I wasn't being critical of you - I was trying to help Tanelorn understand the difference between dark matter, and galactic, halo…
neonred said:
If for any given segment of the sky there are twice as many elliptical galaxies as there are spiral galaxies...it would seem that 2/3 of the universe does not require dark matter.
I'm afraid you're a little confused there, it's quite the opposite - elliptical galaxies make up only 20%, the rest are spirals...As mfb eluded to at the top of post #2, the galaxies in the study you provided are a special class of elliptical galaxies known as cD galaxies. These galaxies are found at the centers of galaxy clusters and are known to be very massive - which makes them ideal candidates for examination through gravitational lensing, which is what the study did. They calculated these galaxies masses using gravitational lensing and compared that to their masses determined by the amount of light they gave off and found the two different estimates to agree with each other and so found that there was no evidence or need for there being any dark matter in or around them. There's no evidence for dark matter in normal elliptical galaxies, either.
The energy of motion of merging elliptical galaxies...whereby the rotation curve tells more the story of merge motion...thus explaining why the rotation curve flattens.
So you're saying that spiral galaxies are the result of mergers between elliptical galaxies, and their rapid motion due to the merger results in a flat rotation curve? Well that's an interesting idea...the only thing is, elliptical galaxies consist of very old stars and have no interstellar gas, while spiral galaxies have copious amounts of gas and are forming massive young stars to this day. So if spirals result from the collision of ellipticals, where would the gas to form the massive stars come from?...In the article they talk about the reverse problem; If these giant elliptical galaxies are formed from the merger of spiral galaxies, which consist of ordinary with dark matter, how come they don't find any evidence for the dark matter in the merged product? A clue to a possible solution to this dilemma lies with:
Drakkith said:
The "weak" in weakly interacting massive particles(WIMPs) refers to the fact that they don't interact strongly with the EM force, explaining why they are invisible to our telescopes and why they don't clump together very well like normal matter does.
So if spiral galaxies were colliding within the cluster but not right at the cluster center, the gas would collide inelastically, losing angular momentum and falling to the cluster center while the stars and dark matter stay where they are, thus forming these giant elliptical galaxies without any dark matter.

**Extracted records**
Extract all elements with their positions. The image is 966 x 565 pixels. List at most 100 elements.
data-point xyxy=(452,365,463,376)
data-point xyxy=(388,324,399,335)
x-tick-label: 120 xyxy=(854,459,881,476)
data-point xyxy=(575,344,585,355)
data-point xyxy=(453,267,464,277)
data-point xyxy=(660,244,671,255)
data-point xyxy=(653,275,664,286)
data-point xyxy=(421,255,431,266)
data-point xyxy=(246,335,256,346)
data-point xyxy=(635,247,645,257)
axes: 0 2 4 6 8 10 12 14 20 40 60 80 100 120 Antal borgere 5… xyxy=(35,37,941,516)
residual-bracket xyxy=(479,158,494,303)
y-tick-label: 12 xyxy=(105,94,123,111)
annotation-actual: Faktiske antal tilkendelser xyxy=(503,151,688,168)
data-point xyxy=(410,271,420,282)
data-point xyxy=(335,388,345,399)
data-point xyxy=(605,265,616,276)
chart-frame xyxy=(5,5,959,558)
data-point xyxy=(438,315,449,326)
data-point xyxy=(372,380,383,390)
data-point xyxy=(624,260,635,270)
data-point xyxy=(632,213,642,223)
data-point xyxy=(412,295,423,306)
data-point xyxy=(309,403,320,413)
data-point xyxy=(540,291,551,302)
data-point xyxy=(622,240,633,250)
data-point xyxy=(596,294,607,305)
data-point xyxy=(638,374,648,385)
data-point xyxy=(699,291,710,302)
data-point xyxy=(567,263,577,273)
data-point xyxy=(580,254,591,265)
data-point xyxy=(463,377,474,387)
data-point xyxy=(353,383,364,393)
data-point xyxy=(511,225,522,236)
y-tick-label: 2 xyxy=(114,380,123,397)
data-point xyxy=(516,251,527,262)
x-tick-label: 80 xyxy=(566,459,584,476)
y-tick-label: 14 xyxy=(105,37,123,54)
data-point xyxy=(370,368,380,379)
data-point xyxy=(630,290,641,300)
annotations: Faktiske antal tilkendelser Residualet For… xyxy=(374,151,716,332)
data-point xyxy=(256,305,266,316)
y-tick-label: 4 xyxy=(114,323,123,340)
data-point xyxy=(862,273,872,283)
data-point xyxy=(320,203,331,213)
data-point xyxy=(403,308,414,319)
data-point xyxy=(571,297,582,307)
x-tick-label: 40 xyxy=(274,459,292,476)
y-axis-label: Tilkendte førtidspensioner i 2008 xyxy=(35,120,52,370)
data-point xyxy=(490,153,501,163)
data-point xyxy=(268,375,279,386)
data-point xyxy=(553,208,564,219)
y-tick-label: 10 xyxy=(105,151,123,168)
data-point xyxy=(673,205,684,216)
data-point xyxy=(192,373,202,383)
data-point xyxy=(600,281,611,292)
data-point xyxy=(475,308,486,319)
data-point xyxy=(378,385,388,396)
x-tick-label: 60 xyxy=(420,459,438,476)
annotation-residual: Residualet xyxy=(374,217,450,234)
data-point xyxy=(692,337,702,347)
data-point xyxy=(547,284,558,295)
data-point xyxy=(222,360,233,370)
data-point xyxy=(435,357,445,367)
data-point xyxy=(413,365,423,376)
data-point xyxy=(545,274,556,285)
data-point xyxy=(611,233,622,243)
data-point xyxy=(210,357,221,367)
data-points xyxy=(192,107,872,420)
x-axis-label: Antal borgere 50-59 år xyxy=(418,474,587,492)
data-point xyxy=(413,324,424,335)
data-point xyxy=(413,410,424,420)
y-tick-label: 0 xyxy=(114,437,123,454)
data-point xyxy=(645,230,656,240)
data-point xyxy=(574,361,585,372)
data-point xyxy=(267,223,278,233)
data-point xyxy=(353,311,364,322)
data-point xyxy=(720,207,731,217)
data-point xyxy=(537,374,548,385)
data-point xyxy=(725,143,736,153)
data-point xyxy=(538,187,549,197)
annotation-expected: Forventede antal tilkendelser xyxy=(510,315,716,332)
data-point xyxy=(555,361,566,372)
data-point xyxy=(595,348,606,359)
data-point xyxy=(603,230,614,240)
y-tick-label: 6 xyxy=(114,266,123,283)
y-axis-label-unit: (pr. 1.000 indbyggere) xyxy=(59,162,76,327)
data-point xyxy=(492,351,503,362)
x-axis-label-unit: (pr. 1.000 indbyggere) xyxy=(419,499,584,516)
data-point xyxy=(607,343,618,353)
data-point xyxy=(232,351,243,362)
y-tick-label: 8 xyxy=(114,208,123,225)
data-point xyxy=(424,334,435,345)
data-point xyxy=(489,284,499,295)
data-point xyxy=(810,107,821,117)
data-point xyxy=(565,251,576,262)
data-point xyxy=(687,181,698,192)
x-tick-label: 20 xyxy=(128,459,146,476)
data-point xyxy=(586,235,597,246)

**EXERCISE TASKS**
(A) What share of galaxies does the dark matter discussion say are elliptical?
(B) Reproduce the listing starting at its first line and ending at the line containing "data-point xyxy=(372,380,383,390)", changing "chart-frame" to "figure-frame" and keeping everything else the same.

**WRITTEN RESPONSES**
(A) Only 20%.

(B)
Extract all elements with their positions. The image is 966 x 565 pixels. List at most 100 elements.
data-point xyxy=(452,365,463,376)
data-point xyxy=(388,324,399,335)
x-tick-label: 120 xyxy=(854,459,881,476)
data-point xyxy=(575,344,585,355)
data-point xyxy=(453,267,464,277)
data-point xyxy=(660,244,671,255)
data-point xyxy=(653,275,664,286)
data-point xyxy=(421,255,431,266)
data-point xyxy=(246,335,256,346)
data-point xyxy=(635,247,645,257)
axes: 0 2 4 6 8 10 12 14 20 40 60 80 100 120 Antal borgere 5… xyxy=(35,37,941,516)
residual-bracket xyxy=(479,158,494,303)
y-tick-label: 12 xyxy=(105,94,123,111)
annotation-actual: Faktiske antal tilkendelser xyxy=(503,151,688,168)
data-point xyxy=(410,271,420,282)
data-point xyxy=(335,388,345,399)
data-point xyxy=(605,265,616,276)
figure-frame xyxy=(5,5,959,558)
data-point xyxy=(438,315,449,326)
data-point xyxy=(372,380,383,390)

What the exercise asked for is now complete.